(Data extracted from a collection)
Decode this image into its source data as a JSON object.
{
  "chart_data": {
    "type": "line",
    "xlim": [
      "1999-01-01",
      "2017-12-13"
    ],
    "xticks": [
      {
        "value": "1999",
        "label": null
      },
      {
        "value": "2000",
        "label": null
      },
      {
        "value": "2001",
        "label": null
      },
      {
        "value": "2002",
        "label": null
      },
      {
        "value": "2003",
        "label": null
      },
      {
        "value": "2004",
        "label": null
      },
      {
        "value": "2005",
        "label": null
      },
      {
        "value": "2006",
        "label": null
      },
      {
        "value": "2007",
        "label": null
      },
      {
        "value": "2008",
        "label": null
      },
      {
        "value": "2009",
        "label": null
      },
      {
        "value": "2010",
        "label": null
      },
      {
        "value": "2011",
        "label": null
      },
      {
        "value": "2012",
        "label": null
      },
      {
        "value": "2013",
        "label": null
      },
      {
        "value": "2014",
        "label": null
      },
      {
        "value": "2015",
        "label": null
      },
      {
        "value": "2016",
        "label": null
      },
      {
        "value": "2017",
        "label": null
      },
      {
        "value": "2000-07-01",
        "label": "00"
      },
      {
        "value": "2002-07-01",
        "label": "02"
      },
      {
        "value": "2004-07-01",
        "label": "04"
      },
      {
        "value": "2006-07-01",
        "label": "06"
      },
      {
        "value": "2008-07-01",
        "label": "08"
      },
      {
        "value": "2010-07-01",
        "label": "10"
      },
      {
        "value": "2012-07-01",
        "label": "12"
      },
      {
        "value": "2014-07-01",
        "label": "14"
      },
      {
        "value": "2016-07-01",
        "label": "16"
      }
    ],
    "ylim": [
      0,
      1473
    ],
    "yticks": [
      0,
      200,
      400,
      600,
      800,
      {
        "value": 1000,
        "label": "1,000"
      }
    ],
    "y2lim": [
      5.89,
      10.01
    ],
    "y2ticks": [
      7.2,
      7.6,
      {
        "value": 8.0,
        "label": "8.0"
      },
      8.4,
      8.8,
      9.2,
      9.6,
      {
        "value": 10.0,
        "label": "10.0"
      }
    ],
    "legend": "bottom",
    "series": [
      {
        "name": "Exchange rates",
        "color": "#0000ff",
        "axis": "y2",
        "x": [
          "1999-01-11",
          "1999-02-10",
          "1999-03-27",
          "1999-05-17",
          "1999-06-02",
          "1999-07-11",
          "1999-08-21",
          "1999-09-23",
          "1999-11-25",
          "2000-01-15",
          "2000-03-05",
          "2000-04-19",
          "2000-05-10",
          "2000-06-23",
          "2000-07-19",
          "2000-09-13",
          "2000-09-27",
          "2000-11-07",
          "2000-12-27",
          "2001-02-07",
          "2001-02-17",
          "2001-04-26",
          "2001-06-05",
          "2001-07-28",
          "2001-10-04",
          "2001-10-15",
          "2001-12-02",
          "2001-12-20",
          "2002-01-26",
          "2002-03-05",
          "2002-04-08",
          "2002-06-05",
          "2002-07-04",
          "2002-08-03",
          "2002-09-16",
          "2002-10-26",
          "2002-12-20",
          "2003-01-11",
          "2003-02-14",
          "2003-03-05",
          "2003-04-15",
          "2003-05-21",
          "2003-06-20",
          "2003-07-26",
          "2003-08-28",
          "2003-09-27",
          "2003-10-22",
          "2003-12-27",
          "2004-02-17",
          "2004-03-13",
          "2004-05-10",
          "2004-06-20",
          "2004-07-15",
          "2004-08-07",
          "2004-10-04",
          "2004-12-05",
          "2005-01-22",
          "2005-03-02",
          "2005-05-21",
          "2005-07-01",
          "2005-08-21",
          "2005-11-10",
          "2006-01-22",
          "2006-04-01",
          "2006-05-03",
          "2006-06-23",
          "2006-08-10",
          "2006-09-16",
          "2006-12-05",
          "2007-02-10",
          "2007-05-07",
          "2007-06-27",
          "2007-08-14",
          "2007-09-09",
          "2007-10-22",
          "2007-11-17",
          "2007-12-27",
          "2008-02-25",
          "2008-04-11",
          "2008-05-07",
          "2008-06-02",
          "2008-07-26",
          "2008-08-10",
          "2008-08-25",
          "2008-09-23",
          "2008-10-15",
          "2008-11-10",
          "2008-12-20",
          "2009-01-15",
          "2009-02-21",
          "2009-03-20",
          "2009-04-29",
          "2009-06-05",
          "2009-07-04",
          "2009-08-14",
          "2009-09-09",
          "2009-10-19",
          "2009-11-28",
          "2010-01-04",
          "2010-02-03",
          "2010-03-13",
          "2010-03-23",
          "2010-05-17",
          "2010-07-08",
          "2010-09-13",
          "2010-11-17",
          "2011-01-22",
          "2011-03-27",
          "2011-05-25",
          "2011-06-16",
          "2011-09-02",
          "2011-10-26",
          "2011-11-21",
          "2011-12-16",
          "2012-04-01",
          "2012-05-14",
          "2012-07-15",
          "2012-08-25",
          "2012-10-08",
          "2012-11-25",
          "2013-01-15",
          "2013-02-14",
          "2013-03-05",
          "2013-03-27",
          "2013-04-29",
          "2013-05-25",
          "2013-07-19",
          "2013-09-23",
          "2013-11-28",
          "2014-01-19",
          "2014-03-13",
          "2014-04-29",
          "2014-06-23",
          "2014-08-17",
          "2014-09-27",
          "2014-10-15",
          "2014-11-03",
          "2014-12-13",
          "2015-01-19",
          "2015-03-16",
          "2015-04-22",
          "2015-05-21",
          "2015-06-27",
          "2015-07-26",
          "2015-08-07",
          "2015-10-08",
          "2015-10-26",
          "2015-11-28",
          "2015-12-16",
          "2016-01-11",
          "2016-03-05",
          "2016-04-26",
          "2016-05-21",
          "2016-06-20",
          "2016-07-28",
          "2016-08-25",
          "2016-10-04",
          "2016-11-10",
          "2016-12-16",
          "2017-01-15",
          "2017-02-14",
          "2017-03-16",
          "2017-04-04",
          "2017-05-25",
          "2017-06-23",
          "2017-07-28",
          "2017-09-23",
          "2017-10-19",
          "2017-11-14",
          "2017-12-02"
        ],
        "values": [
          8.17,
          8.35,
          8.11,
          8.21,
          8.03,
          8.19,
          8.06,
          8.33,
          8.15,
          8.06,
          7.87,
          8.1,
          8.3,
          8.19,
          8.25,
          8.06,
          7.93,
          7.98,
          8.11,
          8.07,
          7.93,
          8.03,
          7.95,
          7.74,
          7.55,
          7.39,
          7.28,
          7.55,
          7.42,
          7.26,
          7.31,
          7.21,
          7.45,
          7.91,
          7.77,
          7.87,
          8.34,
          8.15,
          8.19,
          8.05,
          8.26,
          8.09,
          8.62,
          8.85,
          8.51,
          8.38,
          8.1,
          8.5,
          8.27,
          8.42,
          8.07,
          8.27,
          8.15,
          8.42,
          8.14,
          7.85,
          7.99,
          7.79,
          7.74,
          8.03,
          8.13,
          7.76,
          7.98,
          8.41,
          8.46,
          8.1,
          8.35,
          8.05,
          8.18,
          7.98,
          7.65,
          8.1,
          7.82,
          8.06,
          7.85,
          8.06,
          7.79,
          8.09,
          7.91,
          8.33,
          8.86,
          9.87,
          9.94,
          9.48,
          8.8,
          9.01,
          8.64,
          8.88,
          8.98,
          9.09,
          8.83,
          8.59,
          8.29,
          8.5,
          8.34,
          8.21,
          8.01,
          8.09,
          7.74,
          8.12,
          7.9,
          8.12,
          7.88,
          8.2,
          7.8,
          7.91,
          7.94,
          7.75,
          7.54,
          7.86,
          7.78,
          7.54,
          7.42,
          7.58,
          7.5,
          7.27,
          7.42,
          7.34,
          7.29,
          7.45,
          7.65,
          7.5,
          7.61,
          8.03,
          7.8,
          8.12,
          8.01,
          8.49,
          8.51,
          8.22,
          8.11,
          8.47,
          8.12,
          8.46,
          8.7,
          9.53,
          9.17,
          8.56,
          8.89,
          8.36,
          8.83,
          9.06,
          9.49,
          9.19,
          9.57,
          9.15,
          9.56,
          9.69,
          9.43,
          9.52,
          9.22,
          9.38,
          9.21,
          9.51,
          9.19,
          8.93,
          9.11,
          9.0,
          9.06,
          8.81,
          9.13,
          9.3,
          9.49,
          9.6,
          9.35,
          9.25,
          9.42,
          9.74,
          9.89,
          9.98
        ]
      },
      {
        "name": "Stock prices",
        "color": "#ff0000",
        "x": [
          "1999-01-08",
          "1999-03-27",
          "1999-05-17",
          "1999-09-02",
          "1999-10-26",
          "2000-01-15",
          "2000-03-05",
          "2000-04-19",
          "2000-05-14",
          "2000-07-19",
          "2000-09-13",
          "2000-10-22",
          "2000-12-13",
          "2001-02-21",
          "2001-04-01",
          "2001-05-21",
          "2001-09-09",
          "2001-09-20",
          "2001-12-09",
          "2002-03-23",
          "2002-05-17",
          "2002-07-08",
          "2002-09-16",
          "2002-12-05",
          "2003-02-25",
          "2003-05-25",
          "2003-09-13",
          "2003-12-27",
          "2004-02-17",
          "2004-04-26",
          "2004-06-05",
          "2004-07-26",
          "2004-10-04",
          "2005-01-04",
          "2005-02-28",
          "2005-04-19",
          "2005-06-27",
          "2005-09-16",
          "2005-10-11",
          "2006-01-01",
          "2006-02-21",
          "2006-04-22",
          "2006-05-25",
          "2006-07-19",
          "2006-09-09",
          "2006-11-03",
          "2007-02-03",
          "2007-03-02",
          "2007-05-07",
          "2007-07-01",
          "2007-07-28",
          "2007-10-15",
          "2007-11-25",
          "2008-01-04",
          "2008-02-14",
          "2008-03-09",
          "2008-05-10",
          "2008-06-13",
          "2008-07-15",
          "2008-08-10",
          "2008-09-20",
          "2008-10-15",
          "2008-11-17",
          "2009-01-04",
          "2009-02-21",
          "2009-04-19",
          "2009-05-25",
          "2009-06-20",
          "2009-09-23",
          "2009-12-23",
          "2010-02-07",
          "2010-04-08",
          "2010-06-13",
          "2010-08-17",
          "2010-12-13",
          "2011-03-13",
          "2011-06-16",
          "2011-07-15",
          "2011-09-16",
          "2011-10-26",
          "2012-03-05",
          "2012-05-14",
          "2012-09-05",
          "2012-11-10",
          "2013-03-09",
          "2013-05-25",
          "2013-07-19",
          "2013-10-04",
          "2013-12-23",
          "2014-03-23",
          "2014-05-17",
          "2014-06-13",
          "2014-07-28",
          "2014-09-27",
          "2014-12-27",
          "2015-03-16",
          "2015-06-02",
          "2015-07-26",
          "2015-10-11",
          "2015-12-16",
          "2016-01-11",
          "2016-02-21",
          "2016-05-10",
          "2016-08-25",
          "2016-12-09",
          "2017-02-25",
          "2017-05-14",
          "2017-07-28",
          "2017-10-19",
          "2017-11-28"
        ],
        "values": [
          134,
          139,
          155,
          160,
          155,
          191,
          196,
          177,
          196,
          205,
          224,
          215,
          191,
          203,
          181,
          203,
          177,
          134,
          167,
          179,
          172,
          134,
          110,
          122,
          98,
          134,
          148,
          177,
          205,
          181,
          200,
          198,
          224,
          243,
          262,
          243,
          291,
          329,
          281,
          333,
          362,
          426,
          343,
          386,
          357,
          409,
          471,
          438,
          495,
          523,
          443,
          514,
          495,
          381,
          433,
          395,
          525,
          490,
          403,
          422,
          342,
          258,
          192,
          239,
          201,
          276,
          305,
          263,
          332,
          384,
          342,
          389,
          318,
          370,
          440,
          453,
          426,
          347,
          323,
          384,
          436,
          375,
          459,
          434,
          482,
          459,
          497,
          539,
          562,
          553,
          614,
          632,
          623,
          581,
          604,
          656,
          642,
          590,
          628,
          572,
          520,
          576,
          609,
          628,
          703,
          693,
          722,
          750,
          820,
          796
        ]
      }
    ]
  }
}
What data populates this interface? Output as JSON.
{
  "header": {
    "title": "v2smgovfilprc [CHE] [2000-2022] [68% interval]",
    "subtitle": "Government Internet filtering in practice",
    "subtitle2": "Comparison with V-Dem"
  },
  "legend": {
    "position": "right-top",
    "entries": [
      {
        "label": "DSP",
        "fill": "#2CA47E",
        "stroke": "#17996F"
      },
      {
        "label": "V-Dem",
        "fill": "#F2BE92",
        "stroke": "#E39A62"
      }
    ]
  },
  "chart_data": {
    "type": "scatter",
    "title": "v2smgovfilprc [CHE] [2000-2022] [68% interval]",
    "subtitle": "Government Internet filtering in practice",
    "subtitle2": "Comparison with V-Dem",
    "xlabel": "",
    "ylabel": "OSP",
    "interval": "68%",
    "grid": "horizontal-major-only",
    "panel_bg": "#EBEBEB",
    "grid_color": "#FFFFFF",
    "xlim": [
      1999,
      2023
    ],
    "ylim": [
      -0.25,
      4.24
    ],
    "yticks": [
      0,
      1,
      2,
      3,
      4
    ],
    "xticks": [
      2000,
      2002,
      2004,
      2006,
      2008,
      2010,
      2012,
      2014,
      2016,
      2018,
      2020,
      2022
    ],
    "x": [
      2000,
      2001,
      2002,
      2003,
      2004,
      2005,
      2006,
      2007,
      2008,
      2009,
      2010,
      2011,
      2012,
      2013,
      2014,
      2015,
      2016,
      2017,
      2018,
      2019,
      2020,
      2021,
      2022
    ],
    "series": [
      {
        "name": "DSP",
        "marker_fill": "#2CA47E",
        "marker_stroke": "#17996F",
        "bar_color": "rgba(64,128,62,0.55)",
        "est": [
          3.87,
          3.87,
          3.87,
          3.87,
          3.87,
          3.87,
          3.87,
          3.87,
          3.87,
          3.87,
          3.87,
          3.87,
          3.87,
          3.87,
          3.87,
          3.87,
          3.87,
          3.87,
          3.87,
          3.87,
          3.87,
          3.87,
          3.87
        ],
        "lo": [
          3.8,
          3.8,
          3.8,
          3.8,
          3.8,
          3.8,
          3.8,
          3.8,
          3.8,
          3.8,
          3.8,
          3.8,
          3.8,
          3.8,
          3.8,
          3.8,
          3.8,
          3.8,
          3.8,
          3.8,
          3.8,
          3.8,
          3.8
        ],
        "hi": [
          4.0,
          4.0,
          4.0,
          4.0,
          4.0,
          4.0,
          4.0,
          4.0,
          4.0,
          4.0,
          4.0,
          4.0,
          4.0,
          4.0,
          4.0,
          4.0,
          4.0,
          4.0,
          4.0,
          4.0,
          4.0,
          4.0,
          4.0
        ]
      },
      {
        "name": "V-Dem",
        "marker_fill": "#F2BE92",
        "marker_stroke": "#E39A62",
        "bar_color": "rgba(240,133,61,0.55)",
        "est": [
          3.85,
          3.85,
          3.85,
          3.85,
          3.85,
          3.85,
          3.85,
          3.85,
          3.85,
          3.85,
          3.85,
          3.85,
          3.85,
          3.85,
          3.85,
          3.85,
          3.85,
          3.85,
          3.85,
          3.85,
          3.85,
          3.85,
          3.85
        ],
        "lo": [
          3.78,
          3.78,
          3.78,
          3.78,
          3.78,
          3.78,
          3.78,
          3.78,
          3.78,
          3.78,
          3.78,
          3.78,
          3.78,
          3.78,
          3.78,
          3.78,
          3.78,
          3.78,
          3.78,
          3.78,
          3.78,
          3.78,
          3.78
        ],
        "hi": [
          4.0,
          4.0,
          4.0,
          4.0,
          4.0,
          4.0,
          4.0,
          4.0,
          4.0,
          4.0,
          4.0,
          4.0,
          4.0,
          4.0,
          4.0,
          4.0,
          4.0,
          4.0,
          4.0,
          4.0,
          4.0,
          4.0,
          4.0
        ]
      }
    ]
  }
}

__YOUR OBJECTIVE__.
Find the word "this" in the entries above and gather every line that holds it.

__ANSWER BELOW__.
Decode this image into its source data as a JSON object.
What data populates this interface? Output as JSON.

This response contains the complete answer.